> Lista de tareas
(a) Responda, según la reflexión sobre la liturgia, estas preguntas:
(i) ¿Qué profeta se cita en la primera lectura?
(ii) De acuerdo con el salmista, ¿para qué están puestos los amores del Señor en el hambriento?
(iii) ¿Con qué se compara la vida al decir que no se repite?
(b) Indique si cada afirmación concuerda con la reflexión sobre la liturgia y cite las palabras que lo deciden:
(i) Somos libres para romper los círculos de deshumanización.
(ii) La vida puede repetirse como una película.
(iii) El salmista incluye al forastero entre los amores del Señor.
(c) Retome la reflexión sobre la liturgia a partir de su última oración.

> Texto
La liturgia de hoy nos pone frente a un tema un poco espinoso: ¿Cómo estoy viviendo mi vida, esta única vida acá en la tierra? ¿Dónde está mi corazón? ¿Qué o quiénes se están llevando mis miradas, mis tiempos, mis fuerzas, mis dones?

Yo, que leo ahora estas líneas, y que de algún modo voy en la vida buscando amar y servir a Dios y mis hermanos (as), ¿estoy viviendo mi existencia con perspectiva de eternidad o simplemente me estoy dejando llevar por el aquí y el ahora de mi pequeño mundo?, ¿ese pequeño universo personal que me impide “ver” a quienes me han sido regalados como compañeros de vida, de camino, de historia, de humanidad?

El profeta Amós, en la primera lectura (Am 6,1.4-7) advierte a quienes no se preocupan de las desgracias de su hermanos y hermanas. Y ahí nos encontramos con todo tipo de egoísmo, individualismo, indiferencia… Allí nos encontramos de frente con nuestras indolencias frente a la desgracia y dolor de los demás.

Es cierto que la manera en que hemos organizado nuestras sociedades y nuestro mundo global muchas veces nos empuja a este sistema de vida inhumano, pero también es cierto que somos hombres y mujeres libres, que podemos-si queremos- romper con estos círculos de deshumanización.

Sabemos que vivir esto no es tarea fácil, pero, tenemos un camino que nos muestra cómo llegar hasta allá: el corazón de Dios.  El salmista nos describe dónde están puestos los amores del Señor: los ciegos, para darles vista; el oprimido para hacerle justicia; el agobiado para aliviarlo; el hambriento, para darle pan; el huérfano y la viuda para sustentarlos; el forastero para tomarlo a su cuidado…

Y para esto hay “un tiempo”, esta vida, el aquí y el ahora, que es lo “único seguro que tenemos”. La vida no se repite, como si fuese una película en que podemos volver las escenas atrás las veces que queramos. En esta vida, pasó el momento y pasó no más. El Lázaro que hoy está a la puerta de mi vida puede que mañana ya no esté, puede que nunca vuelva… y pasó mi oportunidad.

Hay que tener el corazón preparado para “ver” a nuestros hermanos y hermanas, sus vidas, sus dolores, sus circunstancias… hay que educar la mirada para contemplar cada persona y también la sociedad, la historia… porque allí también podemos iluminar, aliviar, acoger, sustentar.

> Registros proporcionados

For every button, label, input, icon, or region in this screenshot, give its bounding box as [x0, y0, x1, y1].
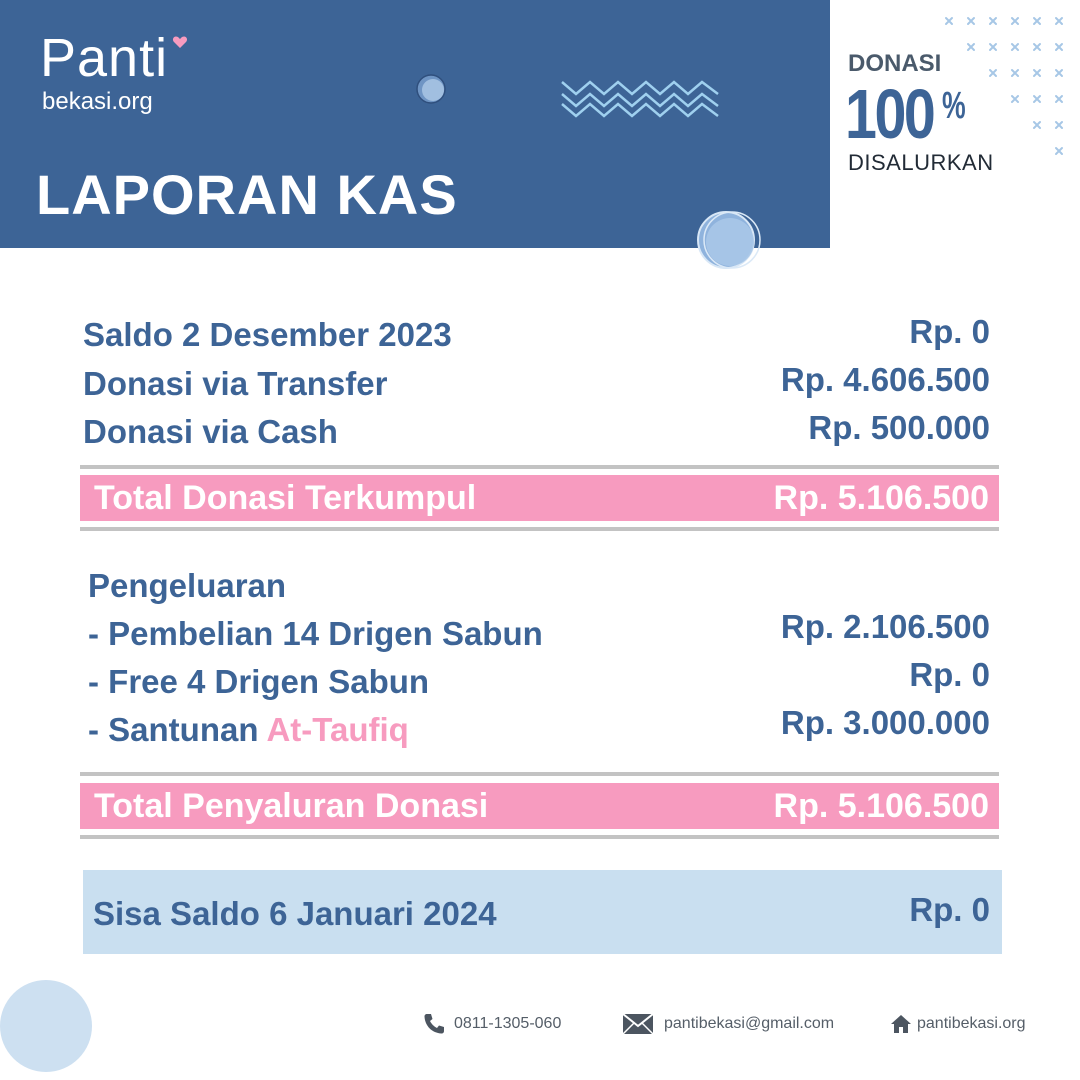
page-title: LAPORAN KAS — [36, 163, 458, 226]
badge-percent: % — [942, 85, 966, 127]
bubble-decoration — [416, 74, 446, 104]
income-label: Saldo 2 Desember 2023 — [83, 316, 452, 353]
home-icon — [890, 1013, 912, 1035]
heart-icon — [172, 34, 188, 50]
income-value: Rp. 500.000 — [808, 409, 990, 446]
phone-icon — [422, 1012, 446, 1036]
badge-number: 100 — [845, 75, 934, 153]
footer-website — [890, 1010, 1050, 1038]
logo-subtext: bekasi.org — [42, 88, 153, 115]
total-distributed-bar — [80, 783, 999, 829]
divider — [80, 772, 999, 776]
total-distributed-label: Total Penyaluran Donasi — [94, 787, 489, 825]
zigzag-decoration — [560, 72, 722, 118]
expense-value: Rp. 0 — [909, 656, 990, 693]
footer-phone — [422, 1010, 592, 1038]
phone-text: 0811-1305-060 — [454, 1015, 562, 1032]
logo-text: Panti — [40, 28, 169, 88]
expense-label: - Pembelian 14 Drigen Sabun — [88, 615, 543, 652]
badge-disalurkan: DISALURKAN — [848, 150, 994, 175]
income-value: Rp. 4.606.500 — [780, 361, 990, 398]
remaining-balance-box — [83, 870, 1002, 954]
expense-label-prefix: - Santunan — [88, 711, 267, 748]
badge-donasi: DONASI — [848, 50, 942, 77]
expense-value: Rp. 2.106.500 — [780, 608, 990, 645]
income-label: Donasi via Cash — [83, 413, 338, 450]
income-label: Donasi via Transfer — [83, 365, 388, 402]
expense-label — [88, 710, 409, 750]
total-collected-label: Total Donasi Terkumpul — [94, 479, 477, 517]
divider — [80, 465, 999, 469]
income-value: Rp. 0 — [909, 313, 990, 350]
remaining-value: Rp. 0 — [909, 891, 990, 928]
expense-value: Rp. 3.000.000 — [780, 704, 990, 741]
remaining-label: Sisa Saldo 6 Januari 2024 — [93, 895, 497, 932]
recipient-name: At-Taufiq — [266, 711, 409, 748]
divider — [80, 835, 999, 839]
divider — [80, 527, 999, 531]
mail-icon — [622, 1012, 656, 1036]
bubble-decoration-large — [694, 210, 764, 274]
total-distributed-value: Rp. 5.106.500 — [773, 787, 989, 825]
expenses-heading: Pengeluaran — [88, 567, 287, 604]
expense-label: - Free 4 Drigen Sabun — [88, 663, 430, 700]
corner-circle-decoration — [0, 980, 92, 1072]
email-text: pantibekasi@gmail.com — [664, 1015, 835, 1032]
footer-email — [622, 1010, 862, 1038]
total-collected-bar — [80, 475, 999, 521]
total-collected-value: Rp. 5.106.500 — [773, 479, 989, 517]
website-text: pantibekasi.org — [917, 1015, 1026, 1032]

> Lista de respuestas
(a)
(i) El profeta Amós (Am 6,1.4-7).
(ii) Para darle pan.
(iii) Con una película en que podemos volver las escenas atrás las veces que queramos.

(b)
(i) Sí: "somos hombres y mujeres libres, que podemos-si queremos- romper con estos círculos de deshumanización".
(ii) No: "La vida no se repite, como si fuese una película en que podemos volver las escenas atrás las veces que queramos."
(iii) Sí: "el forastero para tomarlo a su cuidado".

(c)
Pero para todo eso hay un paso ineludible: elegir. En esta vida yo elijo qué veo y dónde pongo mi querer, mis energías, mis bienes, mis tiempos, mis dones.

En el caso del rico del Evangelio (Lc 16, 19-31), se había acostumbrado demasiado a sus banquetes, a sus ropas finas, y sus haberes ocuparon de tal modo su vida y su corazón que ya no le alcanzaba el tiempo para mirar a los demás… No eligió mirar a Lázaro porque su mirada –y su corazón- estaban centrados “en lo suyo”.

La lectura habla del fuego que tortura al hombre rico después de su muerte. En esta vida, aquí y ahora, hay otras quemaduras que afectan a los “que se visten de púrpura y telas finas y banquetean espléndidamente cada día, sin ocuparse de los sufrientes: las quemaduras del hielo de nuestros egoísmos, de la soledad, del sin sentido, la frialdad del oro acumulado …

Si tan sólo volviésemos la mirada a tantos Lázaros sufrientes…los migrantes, los drogadictos, los marginados, los pobres, los desaparecidos, las mujeres atrapadas por sistemas que las explotan, los jóvenes desesperanzados… y tantos y tantas más… el calor del amor hecho gestos concretos por ellos y su dignidad abrigaría nuestras existencias.

Volvamos a la pregunta inicial: ¿Cómo estoy viviendo mi vida, esta única vida acá en la tierra? ¿Dónde está mi corazón? ¿Dónde estoy poniendo mis tiempos, mis fuerzas, mis dones, mis sueños, mis búsquedas?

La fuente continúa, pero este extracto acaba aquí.